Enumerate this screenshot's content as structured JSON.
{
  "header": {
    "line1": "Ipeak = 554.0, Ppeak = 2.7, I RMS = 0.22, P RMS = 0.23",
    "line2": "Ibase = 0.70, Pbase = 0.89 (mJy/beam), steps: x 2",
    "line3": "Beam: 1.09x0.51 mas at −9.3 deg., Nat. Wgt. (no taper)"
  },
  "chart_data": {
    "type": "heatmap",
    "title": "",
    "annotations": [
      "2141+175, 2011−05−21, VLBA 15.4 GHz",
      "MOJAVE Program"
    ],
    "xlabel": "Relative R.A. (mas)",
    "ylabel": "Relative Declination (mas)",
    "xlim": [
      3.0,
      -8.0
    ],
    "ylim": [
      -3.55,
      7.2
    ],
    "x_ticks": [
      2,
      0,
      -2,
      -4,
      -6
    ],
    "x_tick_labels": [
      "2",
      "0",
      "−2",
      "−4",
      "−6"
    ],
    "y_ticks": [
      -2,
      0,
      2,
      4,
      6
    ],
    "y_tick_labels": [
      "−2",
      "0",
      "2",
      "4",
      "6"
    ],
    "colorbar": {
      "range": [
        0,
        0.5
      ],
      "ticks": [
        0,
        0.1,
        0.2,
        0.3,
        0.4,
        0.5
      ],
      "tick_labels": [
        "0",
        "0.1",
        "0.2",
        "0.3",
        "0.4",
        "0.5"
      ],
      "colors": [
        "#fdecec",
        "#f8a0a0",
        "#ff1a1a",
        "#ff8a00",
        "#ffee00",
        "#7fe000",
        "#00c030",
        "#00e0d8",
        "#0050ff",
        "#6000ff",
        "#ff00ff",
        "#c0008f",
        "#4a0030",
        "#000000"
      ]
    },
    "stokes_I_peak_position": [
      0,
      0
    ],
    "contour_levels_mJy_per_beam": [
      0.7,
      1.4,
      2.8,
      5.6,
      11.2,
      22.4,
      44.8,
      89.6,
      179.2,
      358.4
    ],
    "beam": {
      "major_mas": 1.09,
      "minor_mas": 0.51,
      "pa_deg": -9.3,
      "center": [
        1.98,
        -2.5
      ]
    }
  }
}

Problem details: The records above must be repeated exactly, every one of them.

Complete response:
Enumerate this screenshot's content as structured JSON.
{
  "header": {
    "line1": "Ipeak = 554.0, Ppeak = 2.7, I RMS = 0.22, P RMS = 0.23",
    "line2": "Ibase = 0.70, Pbase = 0.89 (mJy/beam), steps: x 2",
    "line3": "Beam: 1.09x0.51 mas at −9.3 deg., Nat. Wgt. (no taper)"
  },
  "chart_data": {
    "type": "heatmap",
    "title": "",
    "annotations": [
      "2141+175, 2011−05−21, VLBA 15.4 GHz",
      "MOJAVE Program"
    ],
    "xlabel": "Relative R.A. (mas)",
    "ylabel": "Relative Declination (mas)",
    "xlim": [
      3.0,
      -8.0
    ],
    "ylim": [
      -3.55,
      7.2
    ],
    "x_ticks": [
      2,
      0,
      -2,
      -4,
      -6
    ],
    "x_tick_labels": [
      "2",
      "0",
      "−2",
      "−4",
      "−6"
    ],
    "y_ticks": [
      -2,
      0,
      2,
      4,
      6
    ],
    "y_tick_labels": [
      "−2",
      "0",
      "2",
      "4",
      "6"
    ],
    "colorbar": {
      "range": [
        0,
        0.5
      ],
      "ticks": [
        0,
        0.1,
        0.2,
        0.3,
        0.4,
        0.5
      ],
      "tick_labels": [
        "0",
        "0.1",
        "0.2",
        "0.3",
        "0.4",
        "0.5"
      ],
      "colors": [
        "#fdecec",
        "#f8a0a0",
        "#ff1a1a",
        "#ff8a00",
        "#ffee00",
        "#7fe000",
        "#00c030",
        "#00e0d8",
        "#0050ff",
        "#6000ff",
        "#ff00ff",
        "#c0008f",
        "#4a0030",
        "#000000"
      ]
    },
    "stokes_I_peak_position": [
      0,
      0
    ],
    "contour_levels_mJy_per_beam": [
      0.7,
      1.4,
      2.8,
      5.6,
      11.2,
      22.4,
      44.8,
      89.6,
      179.2,
      358.4
    ],
    "beam": {
      "major_mas": 1.09,
      "minor_mas": 0.51,
      "pa_deg": -9.3,
      "center": [
        1.98,
        -2.5
      ]
    }
  }
}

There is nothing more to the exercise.